• [The records]
[Start]

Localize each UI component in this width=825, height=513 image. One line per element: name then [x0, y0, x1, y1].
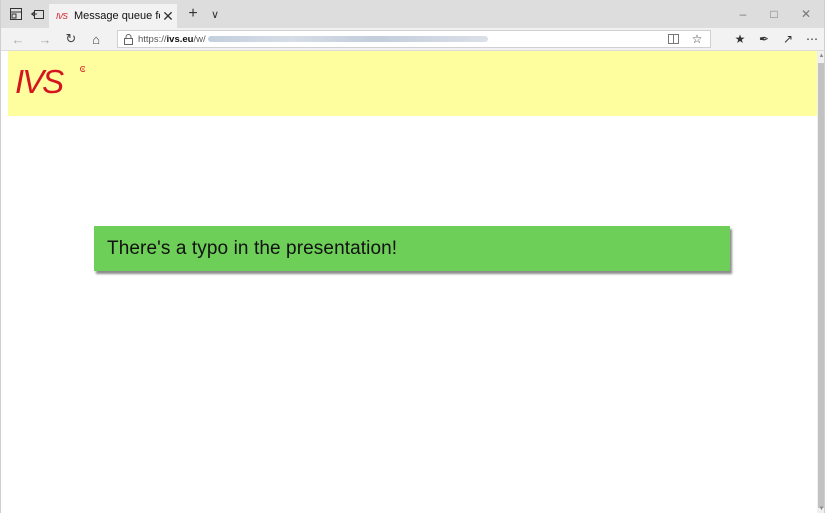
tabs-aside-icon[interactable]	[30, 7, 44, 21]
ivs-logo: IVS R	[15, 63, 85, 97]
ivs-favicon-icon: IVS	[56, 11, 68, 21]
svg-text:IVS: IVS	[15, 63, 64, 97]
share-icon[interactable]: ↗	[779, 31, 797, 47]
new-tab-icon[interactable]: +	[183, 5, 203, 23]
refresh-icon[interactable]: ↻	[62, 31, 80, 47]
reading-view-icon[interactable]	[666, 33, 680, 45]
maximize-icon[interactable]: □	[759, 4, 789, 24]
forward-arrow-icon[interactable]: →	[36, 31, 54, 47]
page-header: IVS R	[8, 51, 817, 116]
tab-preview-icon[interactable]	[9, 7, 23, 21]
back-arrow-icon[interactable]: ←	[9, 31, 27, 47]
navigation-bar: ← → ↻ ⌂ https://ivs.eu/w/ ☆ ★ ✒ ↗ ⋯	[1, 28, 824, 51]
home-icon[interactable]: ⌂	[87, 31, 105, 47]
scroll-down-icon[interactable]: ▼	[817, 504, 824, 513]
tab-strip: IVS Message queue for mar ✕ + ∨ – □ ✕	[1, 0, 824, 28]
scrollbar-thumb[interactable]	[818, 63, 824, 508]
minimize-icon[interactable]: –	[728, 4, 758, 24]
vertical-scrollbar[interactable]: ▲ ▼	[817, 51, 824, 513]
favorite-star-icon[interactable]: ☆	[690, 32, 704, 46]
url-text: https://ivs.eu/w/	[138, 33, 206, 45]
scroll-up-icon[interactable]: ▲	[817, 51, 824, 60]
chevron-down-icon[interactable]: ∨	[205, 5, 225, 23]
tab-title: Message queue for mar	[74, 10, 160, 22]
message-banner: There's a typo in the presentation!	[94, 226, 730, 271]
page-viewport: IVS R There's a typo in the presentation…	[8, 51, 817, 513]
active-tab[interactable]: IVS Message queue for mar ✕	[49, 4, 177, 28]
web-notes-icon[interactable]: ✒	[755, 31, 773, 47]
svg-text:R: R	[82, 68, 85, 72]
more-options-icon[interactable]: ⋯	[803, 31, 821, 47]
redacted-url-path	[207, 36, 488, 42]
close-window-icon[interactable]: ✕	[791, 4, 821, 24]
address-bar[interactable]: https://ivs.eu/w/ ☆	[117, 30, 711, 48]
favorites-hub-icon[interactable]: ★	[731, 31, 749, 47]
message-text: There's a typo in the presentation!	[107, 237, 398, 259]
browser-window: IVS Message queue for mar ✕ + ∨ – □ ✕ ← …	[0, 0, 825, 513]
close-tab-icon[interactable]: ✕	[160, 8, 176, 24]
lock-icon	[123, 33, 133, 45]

[End]

• [Instruction]
Show every line from the listing above that contains the word "There", copying each line in full.

• [Answer to this problem]
message-banner: There's a typo in the presentation!	[94, 226, 730, 271]
page-viewport: IVS R There's a typo in the presentation…	[8, 51, 817, 513]
message-text: There's a typo in the presentation!	[107, 237, 398, 259]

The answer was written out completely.